*** SUPPLIED MATERIAL ***
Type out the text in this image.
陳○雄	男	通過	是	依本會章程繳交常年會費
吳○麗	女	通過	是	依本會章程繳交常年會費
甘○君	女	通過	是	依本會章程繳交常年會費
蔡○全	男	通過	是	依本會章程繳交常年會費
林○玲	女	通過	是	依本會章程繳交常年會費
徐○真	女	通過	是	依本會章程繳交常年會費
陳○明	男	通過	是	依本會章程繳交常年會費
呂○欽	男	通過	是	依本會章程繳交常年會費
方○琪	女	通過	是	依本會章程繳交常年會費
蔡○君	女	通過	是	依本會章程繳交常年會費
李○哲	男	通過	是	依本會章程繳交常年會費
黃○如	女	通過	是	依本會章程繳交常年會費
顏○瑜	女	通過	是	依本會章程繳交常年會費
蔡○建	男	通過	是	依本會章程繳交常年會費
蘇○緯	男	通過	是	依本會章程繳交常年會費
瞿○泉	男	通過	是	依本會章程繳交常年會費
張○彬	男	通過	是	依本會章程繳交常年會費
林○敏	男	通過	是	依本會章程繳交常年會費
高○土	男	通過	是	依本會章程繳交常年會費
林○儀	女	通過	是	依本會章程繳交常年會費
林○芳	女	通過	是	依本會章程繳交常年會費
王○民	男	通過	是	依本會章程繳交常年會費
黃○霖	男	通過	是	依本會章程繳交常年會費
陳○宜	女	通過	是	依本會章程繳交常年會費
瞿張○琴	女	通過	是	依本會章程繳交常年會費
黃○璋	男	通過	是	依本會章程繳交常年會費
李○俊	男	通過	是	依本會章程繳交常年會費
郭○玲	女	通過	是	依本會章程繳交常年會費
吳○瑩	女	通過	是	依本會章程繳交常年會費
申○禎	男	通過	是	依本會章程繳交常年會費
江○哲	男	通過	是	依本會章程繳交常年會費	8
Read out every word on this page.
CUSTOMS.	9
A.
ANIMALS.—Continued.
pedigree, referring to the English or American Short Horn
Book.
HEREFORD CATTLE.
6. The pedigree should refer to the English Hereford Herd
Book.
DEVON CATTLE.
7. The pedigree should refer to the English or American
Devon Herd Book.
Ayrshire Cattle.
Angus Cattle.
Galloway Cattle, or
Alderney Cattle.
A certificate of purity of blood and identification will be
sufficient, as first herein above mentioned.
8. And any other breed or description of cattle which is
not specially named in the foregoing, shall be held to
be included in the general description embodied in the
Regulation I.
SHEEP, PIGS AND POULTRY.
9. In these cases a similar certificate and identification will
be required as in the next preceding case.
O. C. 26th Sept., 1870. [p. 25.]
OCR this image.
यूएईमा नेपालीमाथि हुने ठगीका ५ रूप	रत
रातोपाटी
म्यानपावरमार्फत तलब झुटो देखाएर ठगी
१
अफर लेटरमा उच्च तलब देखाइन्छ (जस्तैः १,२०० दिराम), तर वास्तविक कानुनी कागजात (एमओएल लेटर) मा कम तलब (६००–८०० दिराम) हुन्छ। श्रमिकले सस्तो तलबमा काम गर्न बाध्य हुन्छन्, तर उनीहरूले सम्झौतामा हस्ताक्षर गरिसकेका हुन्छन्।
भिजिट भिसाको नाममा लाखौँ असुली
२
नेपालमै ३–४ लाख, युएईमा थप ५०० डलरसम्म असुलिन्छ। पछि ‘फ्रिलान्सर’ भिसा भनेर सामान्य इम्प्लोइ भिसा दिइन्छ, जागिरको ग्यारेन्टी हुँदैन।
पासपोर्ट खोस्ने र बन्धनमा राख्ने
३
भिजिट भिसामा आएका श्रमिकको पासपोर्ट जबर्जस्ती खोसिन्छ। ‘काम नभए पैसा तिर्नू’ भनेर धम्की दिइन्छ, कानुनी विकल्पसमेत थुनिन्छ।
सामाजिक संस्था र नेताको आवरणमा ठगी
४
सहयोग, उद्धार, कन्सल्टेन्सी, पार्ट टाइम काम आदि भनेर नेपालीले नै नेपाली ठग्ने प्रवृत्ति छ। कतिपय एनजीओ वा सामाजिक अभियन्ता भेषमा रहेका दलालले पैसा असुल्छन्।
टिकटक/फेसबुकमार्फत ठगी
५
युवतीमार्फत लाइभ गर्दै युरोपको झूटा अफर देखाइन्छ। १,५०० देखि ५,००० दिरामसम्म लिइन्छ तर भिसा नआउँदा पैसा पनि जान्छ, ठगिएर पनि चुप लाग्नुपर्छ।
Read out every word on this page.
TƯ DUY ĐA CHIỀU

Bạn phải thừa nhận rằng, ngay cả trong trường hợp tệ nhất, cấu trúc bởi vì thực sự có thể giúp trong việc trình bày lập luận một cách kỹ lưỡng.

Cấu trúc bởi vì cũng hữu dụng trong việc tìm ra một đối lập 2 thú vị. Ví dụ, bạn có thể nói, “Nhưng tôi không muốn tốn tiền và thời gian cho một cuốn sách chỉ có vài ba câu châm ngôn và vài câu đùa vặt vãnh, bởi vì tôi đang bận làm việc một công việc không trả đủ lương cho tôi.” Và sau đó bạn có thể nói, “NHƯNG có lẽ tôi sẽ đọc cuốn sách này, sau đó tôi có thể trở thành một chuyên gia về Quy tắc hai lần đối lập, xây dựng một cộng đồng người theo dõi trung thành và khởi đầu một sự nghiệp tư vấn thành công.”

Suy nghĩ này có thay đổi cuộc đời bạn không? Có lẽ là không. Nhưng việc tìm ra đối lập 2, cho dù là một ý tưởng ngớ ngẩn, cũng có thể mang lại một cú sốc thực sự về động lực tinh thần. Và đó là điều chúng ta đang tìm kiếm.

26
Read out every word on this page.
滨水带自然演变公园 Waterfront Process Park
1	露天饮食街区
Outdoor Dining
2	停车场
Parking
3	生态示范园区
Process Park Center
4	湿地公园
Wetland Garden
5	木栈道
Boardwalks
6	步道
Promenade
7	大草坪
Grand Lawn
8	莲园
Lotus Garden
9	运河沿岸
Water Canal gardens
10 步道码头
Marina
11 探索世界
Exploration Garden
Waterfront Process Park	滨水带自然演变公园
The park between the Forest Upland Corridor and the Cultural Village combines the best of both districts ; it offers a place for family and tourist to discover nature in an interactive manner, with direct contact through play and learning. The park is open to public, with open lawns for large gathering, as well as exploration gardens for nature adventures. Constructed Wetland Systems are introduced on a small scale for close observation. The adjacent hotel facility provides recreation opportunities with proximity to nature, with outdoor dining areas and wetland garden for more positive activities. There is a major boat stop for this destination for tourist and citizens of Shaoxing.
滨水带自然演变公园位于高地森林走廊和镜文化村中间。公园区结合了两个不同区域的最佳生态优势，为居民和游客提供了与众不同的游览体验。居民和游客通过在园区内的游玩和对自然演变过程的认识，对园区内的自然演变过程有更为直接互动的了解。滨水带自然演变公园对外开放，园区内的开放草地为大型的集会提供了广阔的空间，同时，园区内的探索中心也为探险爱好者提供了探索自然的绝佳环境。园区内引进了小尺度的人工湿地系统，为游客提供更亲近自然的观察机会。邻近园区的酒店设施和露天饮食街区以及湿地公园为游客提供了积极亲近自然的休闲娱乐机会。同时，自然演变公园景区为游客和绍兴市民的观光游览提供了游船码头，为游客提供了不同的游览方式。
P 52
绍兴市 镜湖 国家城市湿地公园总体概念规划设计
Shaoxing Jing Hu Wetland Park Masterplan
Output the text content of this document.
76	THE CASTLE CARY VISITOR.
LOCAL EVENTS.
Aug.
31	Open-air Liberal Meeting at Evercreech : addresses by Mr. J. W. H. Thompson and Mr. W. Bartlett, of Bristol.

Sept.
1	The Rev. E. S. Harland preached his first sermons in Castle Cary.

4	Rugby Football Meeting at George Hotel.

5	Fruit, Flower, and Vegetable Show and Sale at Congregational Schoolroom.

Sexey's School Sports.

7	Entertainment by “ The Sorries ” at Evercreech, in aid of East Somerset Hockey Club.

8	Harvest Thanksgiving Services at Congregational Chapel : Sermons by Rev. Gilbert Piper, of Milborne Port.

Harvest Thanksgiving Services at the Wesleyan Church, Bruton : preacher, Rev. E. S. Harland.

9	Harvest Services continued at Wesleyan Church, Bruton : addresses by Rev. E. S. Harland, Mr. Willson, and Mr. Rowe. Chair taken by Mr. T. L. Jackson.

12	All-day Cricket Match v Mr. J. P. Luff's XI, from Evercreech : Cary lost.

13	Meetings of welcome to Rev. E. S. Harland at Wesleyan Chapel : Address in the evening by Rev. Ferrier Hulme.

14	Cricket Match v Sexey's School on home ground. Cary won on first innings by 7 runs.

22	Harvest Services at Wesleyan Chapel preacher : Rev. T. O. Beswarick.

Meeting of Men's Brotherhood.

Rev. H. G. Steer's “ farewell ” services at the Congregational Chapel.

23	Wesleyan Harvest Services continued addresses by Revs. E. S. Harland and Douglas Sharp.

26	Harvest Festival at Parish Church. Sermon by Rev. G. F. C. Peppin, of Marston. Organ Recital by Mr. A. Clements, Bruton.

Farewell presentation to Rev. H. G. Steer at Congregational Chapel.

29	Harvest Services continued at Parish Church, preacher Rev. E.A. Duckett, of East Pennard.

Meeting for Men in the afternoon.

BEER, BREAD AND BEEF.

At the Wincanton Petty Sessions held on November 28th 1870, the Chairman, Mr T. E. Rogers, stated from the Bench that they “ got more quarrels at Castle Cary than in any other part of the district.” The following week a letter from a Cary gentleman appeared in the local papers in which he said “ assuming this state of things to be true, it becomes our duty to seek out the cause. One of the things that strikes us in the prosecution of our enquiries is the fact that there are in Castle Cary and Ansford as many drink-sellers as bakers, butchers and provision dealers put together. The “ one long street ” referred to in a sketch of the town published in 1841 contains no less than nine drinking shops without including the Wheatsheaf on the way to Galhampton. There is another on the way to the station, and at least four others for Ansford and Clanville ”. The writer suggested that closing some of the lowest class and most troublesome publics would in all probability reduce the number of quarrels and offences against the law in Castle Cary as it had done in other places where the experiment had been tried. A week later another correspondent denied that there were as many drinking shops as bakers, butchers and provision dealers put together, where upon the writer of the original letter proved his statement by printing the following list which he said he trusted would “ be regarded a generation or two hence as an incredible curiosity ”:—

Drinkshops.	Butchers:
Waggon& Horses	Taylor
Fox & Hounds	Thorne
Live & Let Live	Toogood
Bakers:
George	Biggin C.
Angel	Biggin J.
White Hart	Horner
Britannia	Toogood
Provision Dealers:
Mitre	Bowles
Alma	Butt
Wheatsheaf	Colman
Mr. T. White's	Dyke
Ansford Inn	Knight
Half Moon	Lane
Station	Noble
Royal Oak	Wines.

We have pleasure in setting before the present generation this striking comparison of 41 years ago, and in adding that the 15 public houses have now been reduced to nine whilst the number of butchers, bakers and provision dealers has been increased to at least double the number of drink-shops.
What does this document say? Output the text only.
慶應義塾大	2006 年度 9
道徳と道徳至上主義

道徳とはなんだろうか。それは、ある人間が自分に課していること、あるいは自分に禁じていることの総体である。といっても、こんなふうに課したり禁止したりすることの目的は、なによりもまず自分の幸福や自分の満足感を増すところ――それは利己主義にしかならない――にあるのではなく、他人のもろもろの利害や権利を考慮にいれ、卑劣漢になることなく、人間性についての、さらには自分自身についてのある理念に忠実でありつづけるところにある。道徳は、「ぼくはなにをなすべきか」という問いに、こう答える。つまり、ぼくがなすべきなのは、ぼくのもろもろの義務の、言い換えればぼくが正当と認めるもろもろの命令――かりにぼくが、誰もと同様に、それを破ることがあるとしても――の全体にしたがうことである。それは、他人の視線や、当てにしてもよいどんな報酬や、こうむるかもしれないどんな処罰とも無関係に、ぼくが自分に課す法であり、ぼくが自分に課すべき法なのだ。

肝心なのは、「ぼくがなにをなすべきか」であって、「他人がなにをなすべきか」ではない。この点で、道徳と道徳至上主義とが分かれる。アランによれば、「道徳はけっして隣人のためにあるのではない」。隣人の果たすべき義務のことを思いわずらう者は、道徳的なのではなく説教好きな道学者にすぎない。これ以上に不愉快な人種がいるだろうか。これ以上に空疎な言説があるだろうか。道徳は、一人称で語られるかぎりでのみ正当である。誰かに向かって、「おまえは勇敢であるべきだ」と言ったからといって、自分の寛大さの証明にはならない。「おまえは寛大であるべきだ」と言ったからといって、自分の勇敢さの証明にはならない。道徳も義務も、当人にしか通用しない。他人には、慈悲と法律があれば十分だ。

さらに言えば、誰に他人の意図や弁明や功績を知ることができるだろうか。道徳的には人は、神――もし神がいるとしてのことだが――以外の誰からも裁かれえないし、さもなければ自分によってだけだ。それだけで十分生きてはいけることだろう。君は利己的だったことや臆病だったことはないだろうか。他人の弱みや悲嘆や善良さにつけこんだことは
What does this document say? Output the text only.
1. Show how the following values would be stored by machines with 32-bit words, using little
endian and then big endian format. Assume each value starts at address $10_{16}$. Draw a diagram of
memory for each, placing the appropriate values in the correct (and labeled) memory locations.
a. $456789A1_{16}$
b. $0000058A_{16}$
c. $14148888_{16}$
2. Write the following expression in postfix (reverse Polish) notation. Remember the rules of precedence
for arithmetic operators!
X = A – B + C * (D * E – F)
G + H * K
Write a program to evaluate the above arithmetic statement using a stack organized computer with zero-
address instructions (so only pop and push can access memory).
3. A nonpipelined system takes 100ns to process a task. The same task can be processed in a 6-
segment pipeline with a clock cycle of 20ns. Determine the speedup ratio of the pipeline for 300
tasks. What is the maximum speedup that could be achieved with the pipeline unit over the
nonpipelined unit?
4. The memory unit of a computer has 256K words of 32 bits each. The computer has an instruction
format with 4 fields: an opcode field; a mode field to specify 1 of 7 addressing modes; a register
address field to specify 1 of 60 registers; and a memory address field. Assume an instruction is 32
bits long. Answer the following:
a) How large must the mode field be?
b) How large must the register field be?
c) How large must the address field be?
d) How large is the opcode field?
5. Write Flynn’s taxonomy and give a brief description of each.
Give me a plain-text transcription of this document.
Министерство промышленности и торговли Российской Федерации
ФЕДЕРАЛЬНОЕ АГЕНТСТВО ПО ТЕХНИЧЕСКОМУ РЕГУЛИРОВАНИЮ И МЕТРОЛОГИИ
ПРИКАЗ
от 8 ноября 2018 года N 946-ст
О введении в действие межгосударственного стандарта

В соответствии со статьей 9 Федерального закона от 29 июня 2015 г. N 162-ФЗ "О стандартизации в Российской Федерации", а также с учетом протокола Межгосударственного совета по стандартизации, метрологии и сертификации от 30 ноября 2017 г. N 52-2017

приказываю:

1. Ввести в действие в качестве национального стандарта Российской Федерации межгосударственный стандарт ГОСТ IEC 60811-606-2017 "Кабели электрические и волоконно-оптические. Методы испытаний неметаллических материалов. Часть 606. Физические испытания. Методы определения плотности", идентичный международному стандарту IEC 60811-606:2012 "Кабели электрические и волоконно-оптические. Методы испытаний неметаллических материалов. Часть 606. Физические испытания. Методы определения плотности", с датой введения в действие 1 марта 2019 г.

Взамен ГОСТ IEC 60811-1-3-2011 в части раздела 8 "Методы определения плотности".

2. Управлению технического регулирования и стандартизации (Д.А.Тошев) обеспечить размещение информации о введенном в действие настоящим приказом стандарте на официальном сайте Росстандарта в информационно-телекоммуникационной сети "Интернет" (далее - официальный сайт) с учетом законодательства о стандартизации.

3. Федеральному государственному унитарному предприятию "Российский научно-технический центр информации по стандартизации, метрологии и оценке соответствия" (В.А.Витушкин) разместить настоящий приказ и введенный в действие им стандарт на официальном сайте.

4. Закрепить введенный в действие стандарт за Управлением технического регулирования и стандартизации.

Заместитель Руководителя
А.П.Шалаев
***
__TASK PROMPT__:
Report each line of the material above where the word "Shaoxing" appears.

__FULL OUTPUT__:
The park between the Forest Upland Corridor and the Cultural Village combines the best of both districts ; it offers a place for family and tourist to discover nature in an interactive manner, with direct contact through play and learning. The park is open to public, with open lawns for large gathering, as well as exploration gardens for nature adventures. Constructed Wetland Systems are introduced on a small scale for close observation. The adjacent hotel facility provides recreation opportunities with proximity to nature, with outdoor dining areas and wetland garden for more positive activities. There is a major boat stop for this destination for tourist and citizens of Shaoxing.
Shaoxing Jing Hu Wetland Park Masterplan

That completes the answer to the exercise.